Begin EXTRACTED MATERIAL

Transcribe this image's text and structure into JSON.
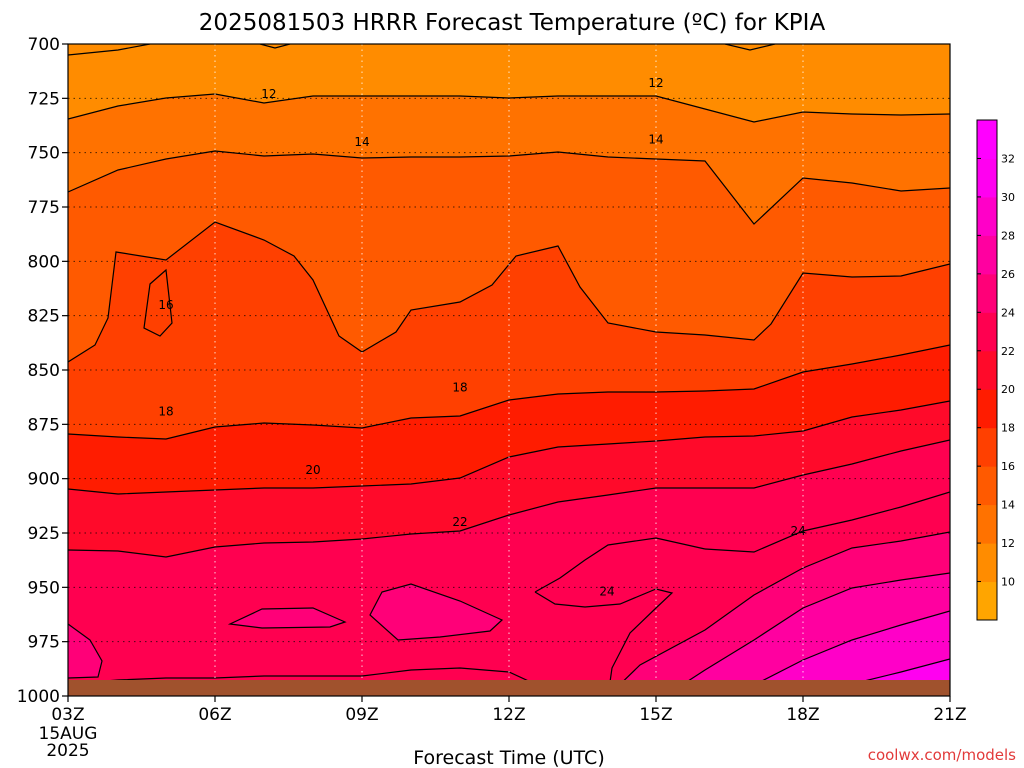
{
  "chart_data": {
    "type": "heatmap",
    "title": "2025081503 HRRR Forecast Temperature (ºC) for KPIA",
    "xlabel": "Forecast Time (UTC)",
    "x_ticks": [
      "03Z",
      "06Z",
      "09Z",
      "12Z",
      "15Z",
      "18Z",
      "21Z"
    ],
    "x_first_tick_sublabels": [
      "15AUG",
      "2025"
    ],
    "y_ticks": [
      700,
      725,
      750,
      775,
      800,
      825,
      850,
      875,
      900,
      925,
      950,
      975,
      1000
    ],
    "xlim": [
      3,
      21
    ],
    "ylim": [
      1000,
      700
    ],
    "contour_levels": [
      12,
      14,
      16,
      18,
      20,
      22,
      24
    ],
    "contour_labels": [
      {
        "text": "12",
        "x": 7.1,
        "y": 723
      },
      {
        "text": "12",
        "x": 15.0,
        "y": 718
      },
      {
        "text": "14",
        "x": 9.0,
        "y": 745
      },
      {
        "text": "14",
        "x": 15.0,
        "y": 744
      },
      {
        "text": "16",
        "x": 5.0,
        "y": 820
      },
      {
        "text": "18",
        "x": 5.0,
        "y": 869
      },
      {
        "text": "18",
        "x": 11.0,
        "y": 858
      },
      {
        "text": "20",
        "x": 8.0,
        "y": 896
      },
      {
        "text": "22",
        "x": 11.0,
        "y": 920
      },
      {
        "text": "24",
        "x": 17.9,
        "y": 924
      },
      {
        "text": "24",
        "x": 14.0,
        "y": 952
      }
    ],
    "colorbar": {
      "ticks": [
        10,
        12,
        14,
        16,
        18,
        20,
        22,
        24,
        26,
        28,
        30,
        32
      ],
      "colors": [
        "#ffa500",
        "#ff8c00",
        "#ff7200",
        "#ff5a00",
        "#ff4000",
        "#ff1c00",
        "#ff0a2a",
        "#ff0050",
        "#ff0078",
        "#ff00a0",
        "#ff00c8",
        "#ff00f0",
        "#ff00ff"
      ]
    },
    "ground_color": "#a0522d",
    "line_color": "#000000",
    "grid": "dotted"
  },
  "credit": "coolwx.com/models"
}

End EXTRACTED MATERIAL

Using the listing above, pick out each line that contains the word "Forecast", then copy it.

_OUTPUT FOR THIS EXERCISE_
    "title": "2025081503 HRRR Forecast Temperature (ºC) for KPIA",
    "xlabel": "Forecast Time (UTC)",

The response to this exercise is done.